THE INPUT -

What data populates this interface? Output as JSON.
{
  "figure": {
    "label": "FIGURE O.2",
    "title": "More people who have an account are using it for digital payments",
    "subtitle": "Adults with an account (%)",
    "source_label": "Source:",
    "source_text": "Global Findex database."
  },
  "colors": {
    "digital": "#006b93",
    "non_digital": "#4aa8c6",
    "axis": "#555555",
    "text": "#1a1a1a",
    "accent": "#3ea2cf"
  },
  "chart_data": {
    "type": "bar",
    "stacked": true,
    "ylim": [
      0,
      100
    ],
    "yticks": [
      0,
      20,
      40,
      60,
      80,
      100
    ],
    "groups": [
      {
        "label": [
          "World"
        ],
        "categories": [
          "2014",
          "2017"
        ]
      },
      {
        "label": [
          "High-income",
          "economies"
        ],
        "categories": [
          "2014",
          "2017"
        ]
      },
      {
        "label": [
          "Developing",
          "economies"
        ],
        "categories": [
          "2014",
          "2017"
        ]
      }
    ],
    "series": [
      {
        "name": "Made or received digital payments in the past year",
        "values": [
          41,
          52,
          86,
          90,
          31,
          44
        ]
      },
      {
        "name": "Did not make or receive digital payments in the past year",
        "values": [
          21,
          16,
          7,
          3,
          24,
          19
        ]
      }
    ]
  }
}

GOAL -
Say how many lines in the listing above include "name". Give nothing but the number.

ANSWER FOR THE TASK -
2